To do: Scan the records for the string "time"; copy each line where it occurs.

Rows from a dataset
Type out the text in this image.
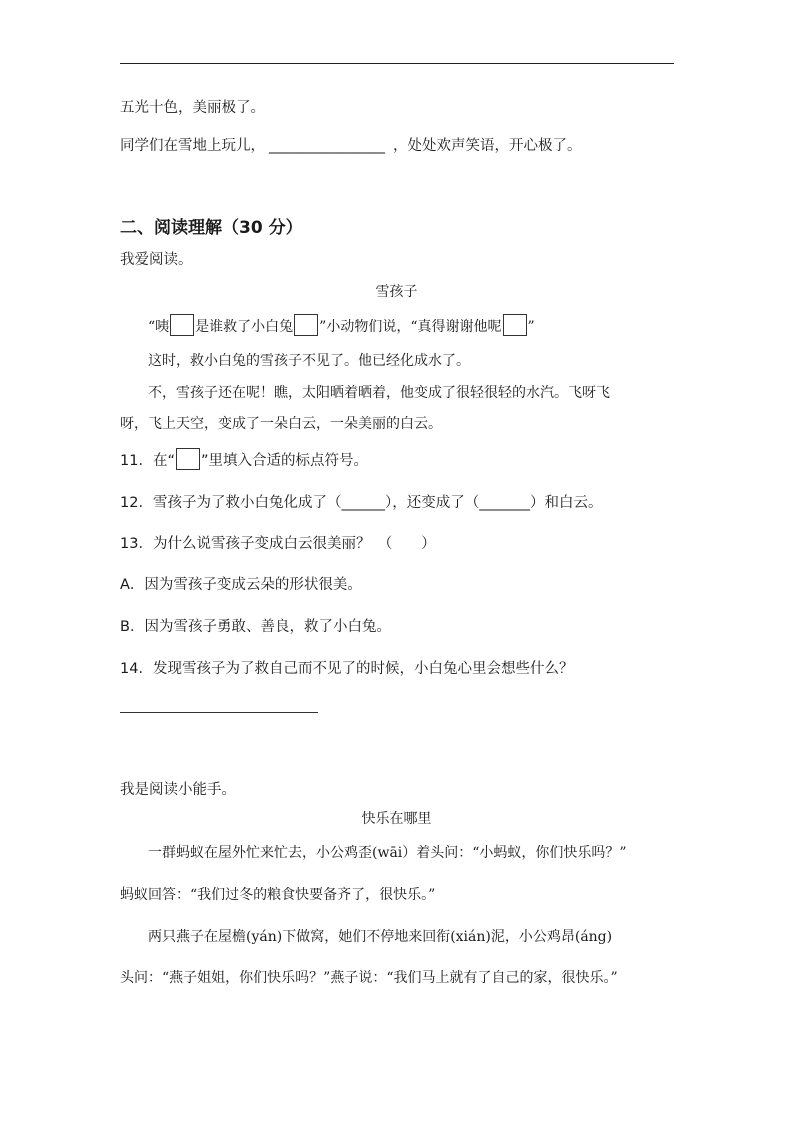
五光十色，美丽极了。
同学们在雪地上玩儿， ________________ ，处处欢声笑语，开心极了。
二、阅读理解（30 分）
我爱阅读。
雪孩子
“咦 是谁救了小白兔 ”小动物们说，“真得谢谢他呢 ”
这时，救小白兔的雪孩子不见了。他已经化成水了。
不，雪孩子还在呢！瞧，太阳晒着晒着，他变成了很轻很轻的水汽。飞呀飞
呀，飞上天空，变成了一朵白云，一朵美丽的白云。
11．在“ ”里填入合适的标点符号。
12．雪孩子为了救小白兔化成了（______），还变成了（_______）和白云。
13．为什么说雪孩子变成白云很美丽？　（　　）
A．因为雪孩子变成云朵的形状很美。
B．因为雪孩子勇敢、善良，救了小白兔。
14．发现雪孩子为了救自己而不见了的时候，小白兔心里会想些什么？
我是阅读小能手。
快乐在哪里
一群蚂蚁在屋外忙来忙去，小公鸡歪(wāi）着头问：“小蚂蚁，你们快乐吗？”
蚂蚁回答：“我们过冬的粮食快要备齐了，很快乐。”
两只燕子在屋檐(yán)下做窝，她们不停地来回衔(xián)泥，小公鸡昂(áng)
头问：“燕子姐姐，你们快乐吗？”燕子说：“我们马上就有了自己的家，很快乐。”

--

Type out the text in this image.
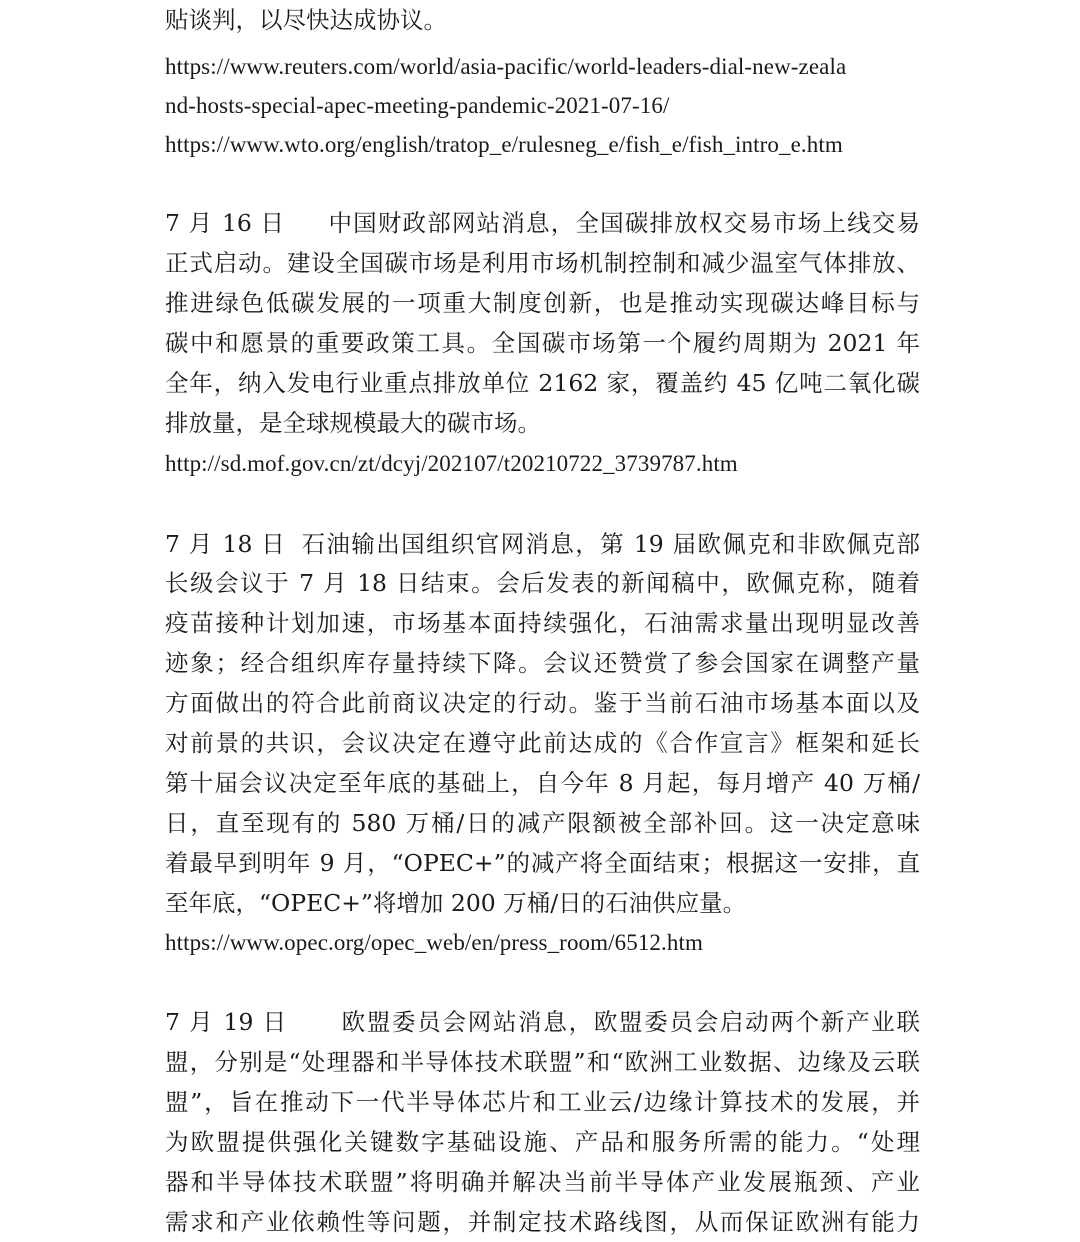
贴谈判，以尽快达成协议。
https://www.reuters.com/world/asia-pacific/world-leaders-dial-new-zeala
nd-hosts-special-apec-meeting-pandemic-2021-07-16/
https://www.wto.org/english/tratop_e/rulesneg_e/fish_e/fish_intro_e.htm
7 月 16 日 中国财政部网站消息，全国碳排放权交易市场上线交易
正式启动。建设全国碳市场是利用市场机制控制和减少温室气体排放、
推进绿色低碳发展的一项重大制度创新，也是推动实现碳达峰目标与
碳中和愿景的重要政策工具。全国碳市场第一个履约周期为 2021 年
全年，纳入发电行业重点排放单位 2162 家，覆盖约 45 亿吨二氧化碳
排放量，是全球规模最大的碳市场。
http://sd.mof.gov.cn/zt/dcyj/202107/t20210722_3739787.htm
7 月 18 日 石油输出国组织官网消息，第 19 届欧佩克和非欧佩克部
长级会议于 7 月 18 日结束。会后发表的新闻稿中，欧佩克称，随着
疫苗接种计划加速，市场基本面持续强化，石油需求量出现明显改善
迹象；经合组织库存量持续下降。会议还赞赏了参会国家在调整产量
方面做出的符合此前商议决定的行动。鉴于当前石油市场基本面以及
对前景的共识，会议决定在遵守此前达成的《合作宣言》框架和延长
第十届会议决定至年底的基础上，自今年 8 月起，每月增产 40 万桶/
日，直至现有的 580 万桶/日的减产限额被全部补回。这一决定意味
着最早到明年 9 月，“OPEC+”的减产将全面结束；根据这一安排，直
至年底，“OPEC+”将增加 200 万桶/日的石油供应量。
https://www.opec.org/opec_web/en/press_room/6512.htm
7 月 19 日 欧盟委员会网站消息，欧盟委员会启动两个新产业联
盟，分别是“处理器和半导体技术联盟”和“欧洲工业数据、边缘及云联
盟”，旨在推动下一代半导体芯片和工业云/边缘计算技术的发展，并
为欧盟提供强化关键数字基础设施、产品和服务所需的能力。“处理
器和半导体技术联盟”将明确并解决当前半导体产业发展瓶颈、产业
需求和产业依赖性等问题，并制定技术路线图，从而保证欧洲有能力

...

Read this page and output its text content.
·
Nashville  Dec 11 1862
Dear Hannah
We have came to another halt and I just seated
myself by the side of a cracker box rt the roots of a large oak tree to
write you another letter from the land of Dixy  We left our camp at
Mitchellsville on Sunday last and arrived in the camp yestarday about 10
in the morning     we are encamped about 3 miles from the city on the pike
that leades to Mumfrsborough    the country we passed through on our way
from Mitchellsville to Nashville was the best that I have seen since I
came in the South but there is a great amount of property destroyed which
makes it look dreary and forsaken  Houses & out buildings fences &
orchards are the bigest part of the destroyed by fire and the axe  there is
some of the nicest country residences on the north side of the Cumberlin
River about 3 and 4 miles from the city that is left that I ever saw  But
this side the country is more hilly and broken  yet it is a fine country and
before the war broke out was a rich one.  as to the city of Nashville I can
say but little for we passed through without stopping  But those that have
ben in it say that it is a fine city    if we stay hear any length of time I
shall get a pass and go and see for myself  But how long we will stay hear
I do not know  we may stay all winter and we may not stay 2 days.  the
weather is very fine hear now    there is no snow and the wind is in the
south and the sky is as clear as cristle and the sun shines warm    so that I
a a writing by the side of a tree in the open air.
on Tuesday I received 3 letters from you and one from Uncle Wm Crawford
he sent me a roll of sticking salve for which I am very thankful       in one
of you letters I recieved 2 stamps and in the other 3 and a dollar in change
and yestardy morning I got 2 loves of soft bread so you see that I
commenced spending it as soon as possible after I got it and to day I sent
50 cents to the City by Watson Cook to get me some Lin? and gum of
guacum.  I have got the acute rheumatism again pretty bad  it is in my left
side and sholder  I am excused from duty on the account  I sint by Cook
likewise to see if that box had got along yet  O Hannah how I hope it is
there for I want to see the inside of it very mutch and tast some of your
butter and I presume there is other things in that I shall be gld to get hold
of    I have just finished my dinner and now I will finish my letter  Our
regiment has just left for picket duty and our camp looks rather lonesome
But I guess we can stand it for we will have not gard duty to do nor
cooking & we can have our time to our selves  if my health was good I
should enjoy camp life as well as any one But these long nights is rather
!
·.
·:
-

Expected answer:
ben in it say that it is a fine city    if we stay hear any length of time I
cooking & we can have our time to our selves  if my health was good I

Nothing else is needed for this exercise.